# PASSAGE TO READ
Top 15 Reads in 2015
This is not a list of my top picks of books published in North America in English in the year 2015, but rather a top picks of the books I happened to read in English in North America in the year 2015. They are not arranged by personal preference, but rather chronologically through my reading year.

1. The Dying Light by Henry Porter – a dystopian/mystery novel set in near future Britain at the time it was published, it seems a bit less relevant today, since we know what has and hasn’t come true. Still, it’s a decent thriller-style read.

2. To Rise Again at a Decent Hour by Joshua Ferris – this story crept up on me, at first not wanting to read on, I kept going to discover a sneakily funny and eventually redeeming tale of a dentist, a religious cult, and an insistently upbeat receptionist.

# DATA LISTING
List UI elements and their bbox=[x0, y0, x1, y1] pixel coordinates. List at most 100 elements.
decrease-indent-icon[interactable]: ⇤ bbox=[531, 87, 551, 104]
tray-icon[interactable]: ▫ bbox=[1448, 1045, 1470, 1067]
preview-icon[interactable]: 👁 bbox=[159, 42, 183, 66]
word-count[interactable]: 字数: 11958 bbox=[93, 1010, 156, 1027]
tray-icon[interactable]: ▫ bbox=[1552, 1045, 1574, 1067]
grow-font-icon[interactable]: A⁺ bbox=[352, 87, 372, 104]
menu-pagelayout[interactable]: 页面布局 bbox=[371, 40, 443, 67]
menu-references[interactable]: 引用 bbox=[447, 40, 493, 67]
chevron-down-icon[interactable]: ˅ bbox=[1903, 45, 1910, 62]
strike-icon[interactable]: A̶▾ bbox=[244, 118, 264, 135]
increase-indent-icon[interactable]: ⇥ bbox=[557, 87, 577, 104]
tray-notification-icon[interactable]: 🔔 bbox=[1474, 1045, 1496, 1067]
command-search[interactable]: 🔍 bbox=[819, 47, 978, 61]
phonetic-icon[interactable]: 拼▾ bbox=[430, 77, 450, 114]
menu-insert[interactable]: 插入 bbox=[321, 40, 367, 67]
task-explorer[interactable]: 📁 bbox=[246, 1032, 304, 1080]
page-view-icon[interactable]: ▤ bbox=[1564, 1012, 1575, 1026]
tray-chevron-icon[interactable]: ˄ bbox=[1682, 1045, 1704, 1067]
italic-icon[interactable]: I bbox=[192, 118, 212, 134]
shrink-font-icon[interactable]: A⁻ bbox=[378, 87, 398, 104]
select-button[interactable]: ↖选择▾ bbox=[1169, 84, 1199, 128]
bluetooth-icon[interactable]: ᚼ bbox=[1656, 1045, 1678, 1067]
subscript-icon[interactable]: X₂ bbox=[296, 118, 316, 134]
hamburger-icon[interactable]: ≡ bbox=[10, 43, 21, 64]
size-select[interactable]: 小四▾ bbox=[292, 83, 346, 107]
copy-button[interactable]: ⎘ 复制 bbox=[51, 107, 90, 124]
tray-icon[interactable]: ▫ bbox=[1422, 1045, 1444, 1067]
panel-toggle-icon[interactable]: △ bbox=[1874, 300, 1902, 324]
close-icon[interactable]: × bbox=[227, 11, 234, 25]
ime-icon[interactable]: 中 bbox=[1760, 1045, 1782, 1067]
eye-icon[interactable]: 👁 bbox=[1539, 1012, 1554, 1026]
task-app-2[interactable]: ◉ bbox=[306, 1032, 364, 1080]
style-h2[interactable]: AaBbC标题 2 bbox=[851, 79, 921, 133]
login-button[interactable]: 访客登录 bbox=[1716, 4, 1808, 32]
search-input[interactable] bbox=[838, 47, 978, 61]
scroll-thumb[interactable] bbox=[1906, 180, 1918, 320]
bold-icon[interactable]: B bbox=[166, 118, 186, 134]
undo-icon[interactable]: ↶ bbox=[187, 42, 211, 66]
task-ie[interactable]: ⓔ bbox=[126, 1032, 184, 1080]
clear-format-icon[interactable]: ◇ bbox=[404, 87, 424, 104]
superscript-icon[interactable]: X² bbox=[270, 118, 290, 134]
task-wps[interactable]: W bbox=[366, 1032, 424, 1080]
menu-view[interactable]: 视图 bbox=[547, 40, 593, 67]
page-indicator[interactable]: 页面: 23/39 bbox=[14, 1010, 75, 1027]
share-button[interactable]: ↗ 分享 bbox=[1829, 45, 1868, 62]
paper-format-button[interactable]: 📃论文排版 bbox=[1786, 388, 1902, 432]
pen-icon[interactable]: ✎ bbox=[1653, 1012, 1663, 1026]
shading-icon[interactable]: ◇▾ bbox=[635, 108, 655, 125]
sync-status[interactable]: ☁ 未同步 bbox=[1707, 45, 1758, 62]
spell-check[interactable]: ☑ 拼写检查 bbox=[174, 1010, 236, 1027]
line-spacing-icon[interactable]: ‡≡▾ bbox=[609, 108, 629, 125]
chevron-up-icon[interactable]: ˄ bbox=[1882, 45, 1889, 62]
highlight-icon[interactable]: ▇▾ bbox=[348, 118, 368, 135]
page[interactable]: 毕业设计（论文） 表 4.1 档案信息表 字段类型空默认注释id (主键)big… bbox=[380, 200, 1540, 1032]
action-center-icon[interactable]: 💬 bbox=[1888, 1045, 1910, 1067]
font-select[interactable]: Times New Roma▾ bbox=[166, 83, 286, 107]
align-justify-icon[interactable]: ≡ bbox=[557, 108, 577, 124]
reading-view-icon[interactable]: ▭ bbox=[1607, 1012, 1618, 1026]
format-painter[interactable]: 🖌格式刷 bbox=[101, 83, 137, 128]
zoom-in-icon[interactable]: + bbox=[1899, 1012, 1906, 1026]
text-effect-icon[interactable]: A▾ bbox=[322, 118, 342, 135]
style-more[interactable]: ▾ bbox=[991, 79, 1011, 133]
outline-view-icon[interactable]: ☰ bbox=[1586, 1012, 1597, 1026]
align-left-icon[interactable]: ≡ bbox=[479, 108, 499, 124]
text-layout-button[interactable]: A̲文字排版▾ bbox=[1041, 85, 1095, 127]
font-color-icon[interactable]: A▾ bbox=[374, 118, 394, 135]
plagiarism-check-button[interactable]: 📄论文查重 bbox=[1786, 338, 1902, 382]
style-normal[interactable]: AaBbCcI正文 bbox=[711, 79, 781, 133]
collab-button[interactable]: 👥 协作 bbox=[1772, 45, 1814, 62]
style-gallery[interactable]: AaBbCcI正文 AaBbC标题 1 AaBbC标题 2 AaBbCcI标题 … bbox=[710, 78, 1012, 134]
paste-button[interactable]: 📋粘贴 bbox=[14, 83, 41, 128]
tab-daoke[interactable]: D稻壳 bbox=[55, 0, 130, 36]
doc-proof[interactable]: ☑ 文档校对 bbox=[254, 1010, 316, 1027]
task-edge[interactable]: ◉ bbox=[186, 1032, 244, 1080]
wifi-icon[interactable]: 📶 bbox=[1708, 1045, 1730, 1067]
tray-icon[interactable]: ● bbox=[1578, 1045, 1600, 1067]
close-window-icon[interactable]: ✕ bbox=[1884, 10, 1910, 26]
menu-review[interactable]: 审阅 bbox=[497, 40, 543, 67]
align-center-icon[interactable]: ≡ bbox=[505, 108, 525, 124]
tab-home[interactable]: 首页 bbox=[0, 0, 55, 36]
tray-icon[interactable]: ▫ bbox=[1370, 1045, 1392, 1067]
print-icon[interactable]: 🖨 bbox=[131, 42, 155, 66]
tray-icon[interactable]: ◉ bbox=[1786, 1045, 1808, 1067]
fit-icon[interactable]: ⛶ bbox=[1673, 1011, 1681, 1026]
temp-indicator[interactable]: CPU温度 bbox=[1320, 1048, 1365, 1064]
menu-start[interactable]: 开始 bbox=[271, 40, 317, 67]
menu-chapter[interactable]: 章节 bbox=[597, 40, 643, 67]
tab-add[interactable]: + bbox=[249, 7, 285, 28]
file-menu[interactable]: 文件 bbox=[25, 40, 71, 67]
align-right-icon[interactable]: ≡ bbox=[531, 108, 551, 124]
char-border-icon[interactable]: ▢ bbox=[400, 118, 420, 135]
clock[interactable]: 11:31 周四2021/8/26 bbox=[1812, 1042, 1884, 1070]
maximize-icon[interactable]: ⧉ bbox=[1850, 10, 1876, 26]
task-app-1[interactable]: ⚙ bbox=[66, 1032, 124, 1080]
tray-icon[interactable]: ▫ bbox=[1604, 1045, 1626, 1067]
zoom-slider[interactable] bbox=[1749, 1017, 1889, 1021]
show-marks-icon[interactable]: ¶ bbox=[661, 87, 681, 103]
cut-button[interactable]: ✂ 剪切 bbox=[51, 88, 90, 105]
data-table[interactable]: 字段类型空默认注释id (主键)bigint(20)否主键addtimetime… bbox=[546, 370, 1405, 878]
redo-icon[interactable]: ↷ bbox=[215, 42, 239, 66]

# PROBLEM
Please carry the 2015 reading list further, picking up after the entry for "To Rise Again at a Decent Hour".

# ANSWER SECTION
3. The Afrika Reich by Guy Saville – ridiculously grim and violent alternative history – what happens if the world powers compromised with Hitler and divided Africa up with him? Hint – there are highways built from ground up bones, amongst other things. The bad guys are just so over the top evil you have to start lovin’ it.

4. The Third Woman by Mark Burnell – if you like stories with modern day female assassins, you might like this one.

5. All Day Breakfast by Adam Lewis Schroeder – Ordered this from the library as the local author got a plug in the regional news. Turned out to be a lot of gory, crazy fun, with a high school class of zombies (with a craving for bacon instead of human flesh) heading out on a road trip with their teacher to find out who is responsible for their zombification. Can’t wait to see what else this guy comes up with.


6. Decoded by Mai Jai – this makes the list basically because I’ve never read a novel translated from Chinese before, and it was interesting to struggle through to try and get a better sense of mainland China culture. It was a difficult, complex read about a code-breaker, and I’m still not sure what exactly happens.

7. The Last Light of the Sun by Guy Gavriel Kay – alternative/fictionalized history with some fantasy thrown in. It’s got Vikings, fairies, and Welsh warlords.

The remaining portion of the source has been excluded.